◆ **Direction**
Transcribe all the entries word for word, skipping the pictures.

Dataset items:

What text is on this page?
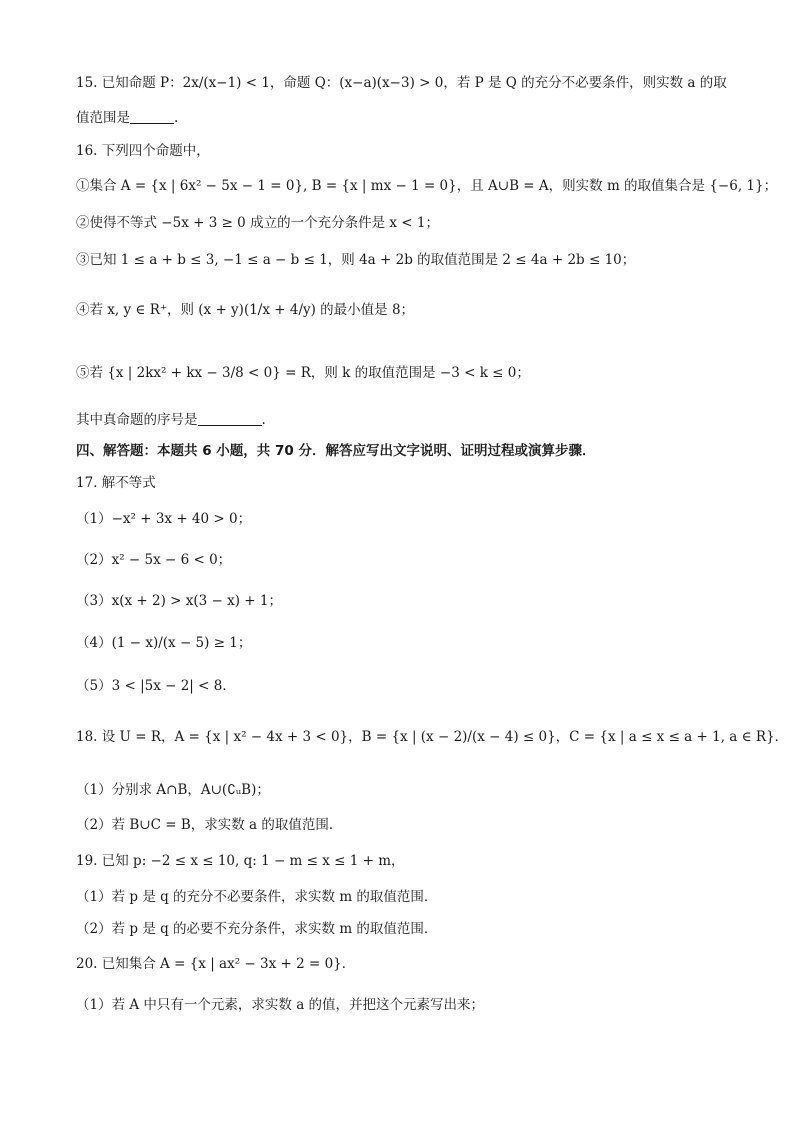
15. 已知命题 P：2x/(x−1) < 1，命题 Q：(x−a)(x−3) > 0，若 P 是 Q 的充分不必要条件，则实数 a 的取
值范围是	.
16. 下列四个命题中，
①集合 A = {x | 6x² − 5x − 1 = 0}, B = {x | mx − 1 = 0}，且 A∪B = A，则实数 m 的取值集合是 {−6, 1}；
②使得不等式 −5x + 3 ≥ 0 成立的一个充分条件是 x < 1；
③已知 1 ≤ a + b ≤ 3, −1 ≤ a − b ≤ 1，则 4a + 2b 的取值范围是 2 ≤ 4a + 2b ≤ 10；
④若 x, y ∈ R⁺，则 (x + y)(1/x + 4/y) 的最小值是 8；
⑤若 {x | 2kx² + kx − 3/8 < 0} = R，则 k 的取值范围是 −3 < k ≤ 0；
其中真命题的序号是	.
四、解答题：本题共 6 小题，共 70 分．解答应写出文字说明、证明过程或演算步骤．
17. 解不等式
（1）−x² + 3x + 40 > 0；
（2）x² − 5x − 6 < 0；
（3）x(x + 2) > x(3 − x) + 1；
（4）(1 − x)/(x − 5) ≥ 1；
（5）3 < |5x − 2| < 8．
18. 设 U = R，A = {x | x² − 4x + 3 < 0}，B = {x | (x − 2)/(x − 4) ≤ 0}，C = {x | a ≤ x ≤ a + 1, a ∈ R}．
（1）分别求 A∩B，A∪(∁ᵤB)；
（2）若 B∪C = B，求实数 a 的取值范围．
19. 已知 p: −2 ≤ x ≤ 10, q: 1 − m ≤ x ≤ 1 + m，
（1）若 p 是 q 的充分不必要条件，求实数 m 的取值范围．
（2）若 p 是 q 的必要不充分条件，求实数 m 的取值范围．
20. 已知集合 A = {x | ax² − 3x + 2 = 0}．
（1）若 A 中只有一个元素，求实数 a 的值，并把这个元素写出来；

◆ **Reply**
What text is on this page?
15. 已知命题 P：2x/(x−1) < 1，命题 Q：(x−a)(x−3) > 0，若 P 是 Q 的充分不必要条件，则实数 a 的取
值范围是	.
16. 下列四个命题中，
①集合 A = {x | 6x² − 5x − 1 = 0}, B = {x | mx − 1 = 0}，且 A∪B = A，则实数 m 的取值集合是 {−6, 1}；
②使得不等式 −5x + 3 ≥ 0 成立的一个充分条件是 x < 1；
③已知 1 ≤ a + b ≤ 3, −1 ≤ a − b ≤ 1，则 4a + 2b 的取值范围是 2 ≤ 4a + 2b ≤ 10；
④若 x, y ∈ R⁺，则 (x + y)(1/x + 4/y) 的最小值是 8；
⑤若 {x | 2kx² + kx − 3/8 < 0} = R，则 k 的取值范围是 −3 < k ≤ 0；
其中真命题的序号是	.
四、解答题：本题共 6 小题，共 70 分．解答应写出文字说明、证明过程或演算步骤．
17. 解不等式
（1）−x² + 3x + 40 > 0；
（2）x² − 5x − 6 < 0；
（3）x(x + 2) > x(3 − x) + 1；
（4）(1 − x)/(x − 5) ≥ 1；
（5）3 < |5x − 2| < 8．
18. 设 U = R，A = {x | x² − 4x + 3 < 0}，B = {x | (x − 2)/(x − 4) ≤ 0}，C = {x | a ≤ x ≤ a + 1, a ∈ R}．
（1）分别求 A∩B，A∪(∁ᵤB)；
（2）若 B∪C = B，求实数 a 的取值范围．
19. 已知 p: −2 ≤ x ≤ 10, q: 1 − m ≤ x ≤ 1 + m，
（1）若 p 是 q 的充分不必要条件，求实数 m 的取值范围．
（2）若 p 是 q 的必要不充分条件，求实数 m 的取值范围．
20. 已知集合 A = {x | ax² − 3x + 2 = 0}．
（1）若 A 中只有一个元素，求实数 a 的值，并把这个元素写出来；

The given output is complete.